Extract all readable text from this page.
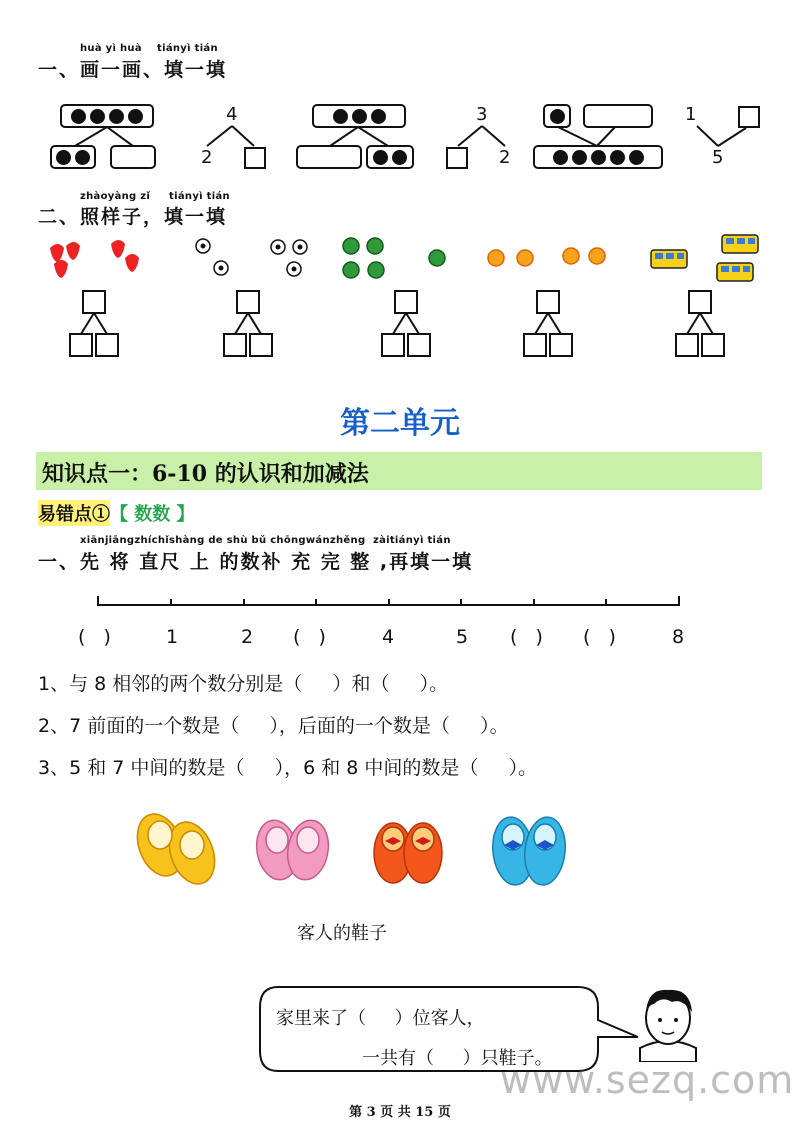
huà yì huà    tiányì tián
一、画一画、填一填
4
2
3
2
1
5
zhàoyàng zǐ     tiányì tián
二、照样子，填一填
第二单元
知识点一：6-10 的认识和加减法
易错点① 【 数数 】
xiānjiāngzhíchǐshàng de shù bǔ chōngwánzhěng  zàitiányì tián
一、先 将 直尺 上 的数补 充 完 整 ,再填一填
(   )	1	2 (   )	4	5 (   ) (   )	8
1、与 8 相邻的两个数分别是（     ）和（     ）。
2、7 前面的一个数是（     ），后面的一个数是（     ）。
3、5 和 7 中间的数是（     ），6 和 8 中间的数是（     ）。
客人的鞋子
家里来了（     ）位客人，
一共有（     ）只鞋子。
www.sezq.com
第 3 页 共 15 页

# # # #

Brief:
Output the entries above exactly. Drop the pictures.

Problem solution:
Extract all readable text from this page.
huà yì huà    tiányì tián
一、画一画、填一填
4
2
3
2
1
5
zhàoyàng zǐ     tiányì tián
二、照样子，填一填
第二单元
知识点一：6-10 的认识和加减法
易错点① 【 数数 】
xiānjiāngzhíchǐshàng de shù bǔ chōngwánzhěng  zàitiányì tián
一、先 将 直尺 上 的数补 充 完 整 ,再填一填
(   )	1	2 (   )	4	5 (   ) (   )	8
1、与 8 相邻的两个数分别是（     ）和（     ）。
2、7 前面的一个数是（     ），后面的一个数是（     ）。
3、5 和 7 中间的数是（     ），6 和 8 中间的数是（     ）。
客人的鞋子
家里来了（     ）位客人，
一共有（     ）只鞋子。
www.sezq.com
第 3 页 共 15 页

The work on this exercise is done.